*** RAW DATA ***

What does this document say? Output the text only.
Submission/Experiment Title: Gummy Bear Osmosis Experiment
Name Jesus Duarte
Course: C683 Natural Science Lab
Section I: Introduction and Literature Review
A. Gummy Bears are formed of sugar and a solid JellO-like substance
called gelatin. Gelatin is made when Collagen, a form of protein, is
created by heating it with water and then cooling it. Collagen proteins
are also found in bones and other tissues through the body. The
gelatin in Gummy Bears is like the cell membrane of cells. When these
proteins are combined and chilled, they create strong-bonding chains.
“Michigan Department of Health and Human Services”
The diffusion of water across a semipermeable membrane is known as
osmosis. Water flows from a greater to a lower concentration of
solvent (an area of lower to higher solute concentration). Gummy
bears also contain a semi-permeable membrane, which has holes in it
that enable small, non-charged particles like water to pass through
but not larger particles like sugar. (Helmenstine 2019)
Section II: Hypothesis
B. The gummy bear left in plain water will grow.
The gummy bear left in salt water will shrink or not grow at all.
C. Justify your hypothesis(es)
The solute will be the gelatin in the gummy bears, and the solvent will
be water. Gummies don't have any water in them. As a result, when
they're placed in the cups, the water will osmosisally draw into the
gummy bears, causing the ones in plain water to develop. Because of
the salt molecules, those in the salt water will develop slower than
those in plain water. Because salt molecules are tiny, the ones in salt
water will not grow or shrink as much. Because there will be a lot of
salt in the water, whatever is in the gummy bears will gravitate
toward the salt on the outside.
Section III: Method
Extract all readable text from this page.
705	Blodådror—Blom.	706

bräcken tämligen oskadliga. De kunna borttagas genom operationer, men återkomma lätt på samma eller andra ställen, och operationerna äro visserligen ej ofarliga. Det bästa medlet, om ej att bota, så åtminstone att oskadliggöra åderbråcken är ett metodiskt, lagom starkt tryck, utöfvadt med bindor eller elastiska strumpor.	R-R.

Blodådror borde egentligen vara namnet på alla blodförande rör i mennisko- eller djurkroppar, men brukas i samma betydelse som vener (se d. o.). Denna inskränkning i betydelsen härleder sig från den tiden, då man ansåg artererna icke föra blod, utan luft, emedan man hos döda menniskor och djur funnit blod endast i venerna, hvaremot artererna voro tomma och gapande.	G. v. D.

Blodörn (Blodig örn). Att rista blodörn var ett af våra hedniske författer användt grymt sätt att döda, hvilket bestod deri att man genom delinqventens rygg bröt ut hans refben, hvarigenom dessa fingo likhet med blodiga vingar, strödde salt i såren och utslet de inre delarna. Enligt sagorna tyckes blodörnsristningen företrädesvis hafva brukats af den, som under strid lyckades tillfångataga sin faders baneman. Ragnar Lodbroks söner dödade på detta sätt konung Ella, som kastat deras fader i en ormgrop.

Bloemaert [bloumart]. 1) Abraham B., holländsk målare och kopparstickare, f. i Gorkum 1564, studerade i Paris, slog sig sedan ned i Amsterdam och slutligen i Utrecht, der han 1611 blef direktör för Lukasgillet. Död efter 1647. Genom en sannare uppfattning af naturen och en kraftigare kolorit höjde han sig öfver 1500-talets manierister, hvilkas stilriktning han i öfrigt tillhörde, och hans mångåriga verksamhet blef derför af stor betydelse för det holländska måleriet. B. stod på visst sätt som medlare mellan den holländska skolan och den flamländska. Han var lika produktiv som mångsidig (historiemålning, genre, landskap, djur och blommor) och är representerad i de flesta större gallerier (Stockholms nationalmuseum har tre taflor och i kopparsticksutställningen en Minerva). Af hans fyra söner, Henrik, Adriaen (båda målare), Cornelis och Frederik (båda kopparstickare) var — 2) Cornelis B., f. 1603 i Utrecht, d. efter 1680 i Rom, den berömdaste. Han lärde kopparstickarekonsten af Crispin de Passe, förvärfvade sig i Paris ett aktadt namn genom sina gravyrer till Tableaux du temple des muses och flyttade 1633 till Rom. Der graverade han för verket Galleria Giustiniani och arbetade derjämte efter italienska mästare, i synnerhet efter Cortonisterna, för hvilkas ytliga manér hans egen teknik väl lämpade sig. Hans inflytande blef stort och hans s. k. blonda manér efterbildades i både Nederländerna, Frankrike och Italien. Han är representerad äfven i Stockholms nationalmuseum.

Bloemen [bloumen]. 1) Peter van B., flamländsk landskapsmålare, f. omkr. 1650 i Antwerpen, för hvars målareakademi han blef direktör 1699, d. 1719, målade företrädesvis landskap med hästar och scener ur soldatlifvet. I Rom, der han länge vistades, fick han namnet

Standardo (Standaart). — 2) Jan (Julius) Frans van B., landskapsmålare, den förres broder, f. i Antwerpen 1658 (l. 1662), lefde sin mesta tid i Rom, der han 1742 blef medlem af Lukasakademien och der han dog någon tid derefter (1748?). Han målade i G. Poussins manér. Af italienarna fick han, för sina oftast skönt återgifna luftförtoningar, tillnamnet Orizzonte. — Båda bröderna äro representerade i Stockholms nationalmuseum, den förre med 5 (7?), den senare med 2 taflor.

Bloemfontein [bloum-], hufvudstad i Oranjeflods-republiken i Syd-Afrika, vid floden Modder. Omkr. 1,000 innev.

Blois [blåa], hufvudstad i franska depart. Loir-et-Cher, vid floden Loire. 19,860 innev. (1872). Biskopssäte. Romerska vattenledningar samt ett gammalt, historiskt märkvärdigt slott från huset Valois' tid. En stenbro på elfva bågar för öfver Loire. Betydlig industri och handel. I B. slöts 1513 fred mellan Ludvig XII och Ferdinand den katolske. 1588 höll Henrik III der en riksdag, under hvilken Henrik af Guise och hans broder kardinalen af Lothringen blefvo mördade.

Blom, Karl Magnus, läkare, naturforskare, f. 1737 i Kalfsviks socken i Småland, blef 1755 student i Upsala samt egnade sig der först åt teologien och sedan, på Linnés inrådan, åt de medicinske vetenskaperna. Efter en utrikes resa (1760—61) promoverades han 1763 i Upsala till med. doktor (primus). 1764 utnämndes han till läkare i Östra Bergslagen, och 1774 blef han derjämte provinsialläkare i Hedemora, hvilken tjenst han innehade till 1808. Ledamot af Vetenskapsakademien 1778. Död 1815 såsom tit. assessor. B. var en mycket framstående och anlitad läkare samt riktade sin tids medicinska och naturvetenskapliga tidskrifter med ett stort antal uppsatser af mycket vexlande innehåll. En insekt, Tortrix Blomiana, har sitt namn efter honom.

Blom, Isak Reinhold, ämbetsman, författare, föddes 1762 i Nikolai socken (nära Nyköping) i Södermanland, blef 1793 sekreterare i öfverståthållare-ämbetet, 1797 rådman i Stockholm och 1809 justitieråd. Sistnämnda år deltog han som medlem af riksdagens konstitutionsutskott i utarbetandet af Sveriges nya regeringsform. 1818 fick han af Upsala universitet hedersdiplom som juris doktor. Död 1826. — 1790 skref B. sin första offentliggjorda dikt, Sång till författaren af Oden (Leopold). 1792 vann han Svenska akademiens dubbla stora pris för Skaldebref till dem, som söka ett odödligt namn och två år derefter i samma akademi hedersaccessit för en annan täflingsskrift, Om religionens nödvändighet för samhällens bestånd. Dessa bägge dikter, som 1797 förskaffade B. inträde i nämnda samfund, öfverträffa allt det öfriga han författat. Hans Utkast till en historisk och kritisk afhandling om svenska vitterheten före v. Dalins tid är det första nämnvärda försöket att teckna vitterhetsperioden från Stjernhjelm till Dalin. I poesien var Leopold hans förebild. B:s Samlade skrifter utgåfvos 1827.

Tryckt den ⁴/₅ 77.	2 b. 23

*** End of RAW DATA ***

— ABOUT THIS EXERCISE —
Report the number of lines in the material above that include the string "grow". Nothing else belongs in the answer.

— RESULT FOR THIS EXERCISE —
3